OBJECTIVE
In the entries below, count every line containing "Рівненська". Reply with the number alone.

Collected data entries
################

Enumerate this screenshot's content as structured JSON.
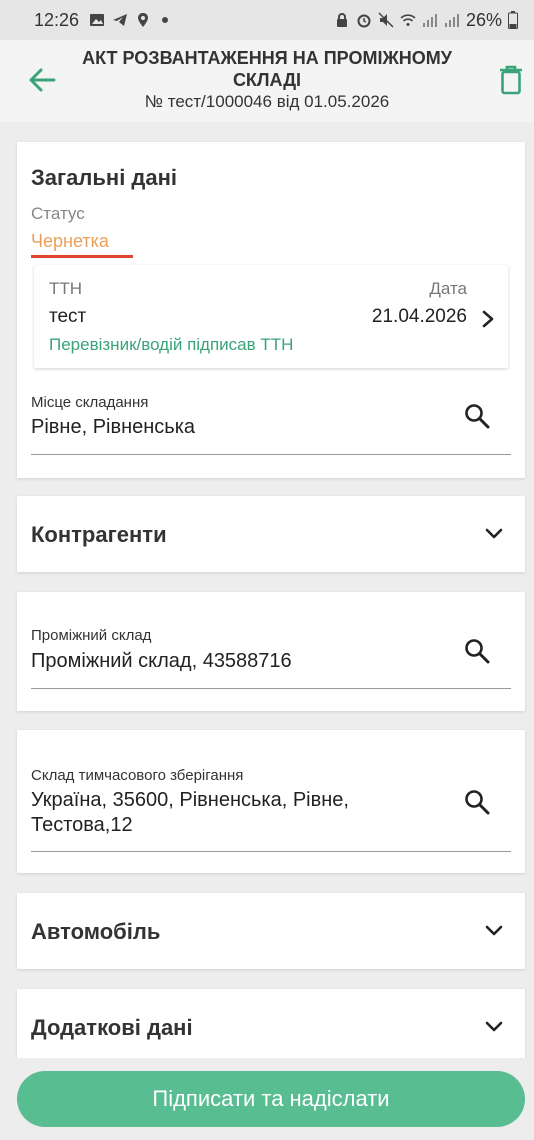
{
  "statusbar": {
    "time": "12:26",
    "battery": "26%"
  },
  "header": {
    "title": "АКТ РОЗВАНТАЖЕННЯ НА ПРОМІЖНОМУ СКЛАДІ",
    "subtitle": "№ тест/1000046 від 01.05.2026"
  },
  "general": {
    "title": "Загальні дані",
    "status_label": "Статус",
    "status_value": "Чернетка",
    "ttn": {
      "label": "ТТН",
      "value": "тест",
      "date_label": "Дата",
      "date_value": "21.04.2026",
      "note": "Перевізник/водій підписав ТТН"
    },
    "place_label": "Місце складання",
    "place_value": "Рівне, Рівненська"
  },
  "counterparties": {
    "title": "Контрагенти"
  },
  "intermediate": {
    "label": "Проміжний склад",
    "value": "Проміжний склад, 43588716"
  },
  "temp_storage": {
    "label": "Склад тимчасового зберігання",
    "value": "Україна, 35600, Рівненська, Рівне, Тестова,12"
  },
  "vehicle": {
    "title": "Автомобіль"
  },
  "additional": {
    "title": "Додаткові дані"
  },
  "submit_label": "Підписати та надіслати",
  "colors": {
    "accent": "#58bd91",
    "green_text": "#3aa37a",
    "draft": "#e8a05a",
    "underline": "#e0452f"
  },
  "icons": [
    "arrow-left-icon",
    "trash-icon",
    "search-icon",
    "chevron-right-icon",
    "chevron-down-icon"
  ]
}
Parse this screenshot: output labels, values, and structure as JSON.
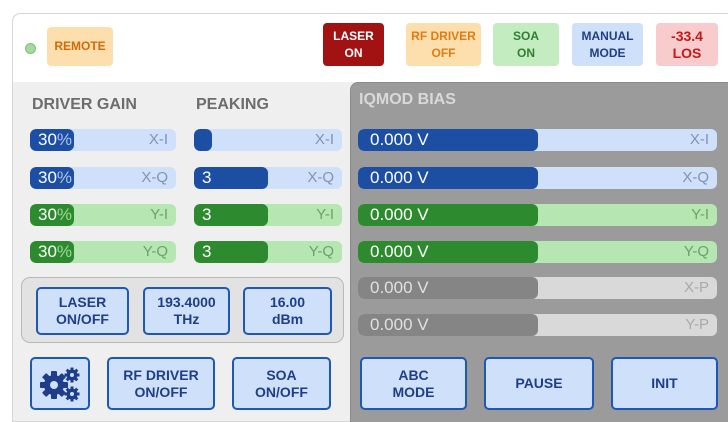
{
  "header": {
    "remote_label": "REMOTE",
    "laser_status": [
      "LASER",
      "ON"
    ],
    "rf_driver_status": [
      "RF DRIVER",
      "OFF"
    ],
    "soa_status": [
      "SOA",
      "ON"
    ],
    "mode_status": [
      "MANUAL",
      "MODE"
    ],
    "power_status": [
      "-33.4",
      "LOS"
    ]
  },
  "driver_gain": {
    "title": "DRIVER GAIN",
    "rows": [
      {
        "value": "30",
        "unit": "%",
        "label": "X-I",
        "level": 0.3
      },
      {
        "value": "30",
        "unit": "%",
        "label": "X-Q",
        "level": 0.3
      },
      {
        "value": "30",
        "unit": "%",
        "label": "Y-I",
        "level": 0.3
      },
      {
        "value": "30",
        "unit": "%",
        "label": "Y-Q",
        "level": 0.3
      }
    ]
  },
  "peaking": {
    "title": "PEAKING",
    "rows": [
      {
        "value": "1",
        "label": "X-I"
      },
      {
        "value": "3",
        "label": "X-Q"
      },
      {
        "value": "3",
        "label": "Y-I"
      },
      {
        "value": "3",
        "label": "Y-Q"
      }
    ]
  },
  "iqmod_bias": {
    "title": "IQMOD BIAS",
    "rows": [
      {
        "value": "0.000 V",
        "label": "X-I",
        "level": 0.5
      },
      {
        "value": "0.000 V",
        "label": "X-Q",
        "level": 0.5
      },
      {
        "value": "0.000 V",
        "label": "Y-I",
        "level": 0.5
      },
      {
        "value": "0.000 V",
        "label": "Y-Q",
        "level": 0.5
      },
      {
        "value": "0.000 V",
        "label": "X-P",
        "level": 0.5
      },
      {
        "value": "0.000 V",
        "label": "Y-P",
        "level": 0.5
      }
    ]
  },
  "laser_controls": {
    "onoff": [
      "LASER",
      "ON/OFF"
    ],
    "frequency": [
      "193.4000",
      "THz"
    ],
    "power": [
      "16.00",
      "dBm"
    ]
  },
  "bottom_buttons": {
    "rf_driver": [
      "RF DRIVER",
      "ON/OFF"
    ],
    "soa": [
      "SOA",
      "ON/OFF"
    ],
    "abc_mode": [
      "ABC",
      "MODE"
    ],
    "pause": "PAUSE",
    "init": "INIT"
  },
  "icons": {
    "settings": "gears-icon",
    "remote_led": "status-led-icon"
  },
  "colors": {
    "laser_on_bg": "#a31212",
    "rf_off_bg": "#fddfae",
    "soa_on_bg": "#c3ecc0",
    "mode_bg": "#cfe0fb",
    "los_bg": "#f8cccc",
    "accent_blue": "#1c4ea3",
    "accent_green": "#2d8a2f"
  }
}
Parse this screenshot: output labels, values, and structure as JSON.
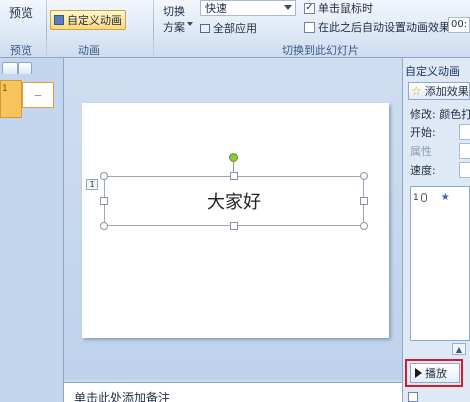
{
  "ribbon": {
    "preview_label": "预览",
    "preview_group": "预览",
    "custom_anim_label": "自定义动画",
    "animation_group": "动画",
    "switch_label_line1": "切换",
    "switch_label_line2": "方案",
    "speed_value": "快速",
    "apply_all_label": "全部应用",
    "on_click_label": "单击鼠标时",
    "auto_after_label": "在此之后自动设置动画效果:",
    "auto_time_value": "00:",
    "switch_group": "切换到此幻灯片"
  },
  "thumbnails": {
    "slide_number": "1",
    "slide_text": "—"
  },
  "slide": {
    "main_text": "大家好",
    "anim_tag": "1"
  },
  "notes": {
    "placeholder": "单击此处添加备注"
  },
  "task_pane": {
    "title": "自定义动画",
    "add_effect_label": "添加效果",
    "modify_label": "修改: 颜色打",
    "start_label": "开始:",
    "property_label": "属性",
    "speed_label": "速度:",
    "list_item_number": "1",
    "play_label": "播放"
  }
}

################

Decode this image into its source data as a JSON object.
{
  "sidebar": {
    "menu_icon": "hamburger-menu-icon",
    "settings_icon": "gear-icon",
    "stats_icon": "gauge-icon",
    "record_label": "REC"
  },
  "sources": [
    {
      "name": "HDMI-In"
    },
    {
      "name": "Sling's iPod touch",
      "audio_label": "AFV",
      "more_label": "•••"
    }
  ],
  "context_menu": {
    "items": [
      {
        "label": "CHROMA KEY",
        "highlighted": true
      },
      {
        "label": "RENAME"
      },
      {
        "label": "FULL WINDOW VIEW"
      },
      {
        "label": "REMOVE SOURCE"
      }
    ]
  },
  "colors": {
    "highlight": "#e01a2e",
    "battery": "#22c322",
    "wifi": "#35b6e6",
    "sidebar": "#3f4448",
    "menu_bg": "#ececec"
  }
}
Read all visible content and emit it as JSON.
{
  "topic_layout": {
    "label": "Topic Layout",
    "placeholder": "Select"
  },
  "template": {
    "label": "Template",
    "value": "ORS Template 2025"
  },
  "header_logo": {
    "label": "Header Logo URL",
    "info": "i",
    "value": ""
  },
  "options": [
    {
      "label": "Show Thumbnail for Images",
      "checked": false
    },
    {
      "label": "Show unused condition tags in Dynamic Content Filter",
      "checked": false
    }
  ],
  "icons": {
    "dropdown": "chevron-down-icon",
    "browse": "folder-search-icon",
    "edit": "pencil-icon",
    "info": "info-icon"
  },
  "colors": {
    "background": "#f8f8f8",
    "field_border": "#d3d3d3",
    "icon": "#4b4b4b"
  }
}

################

SOLUTION BELOW
2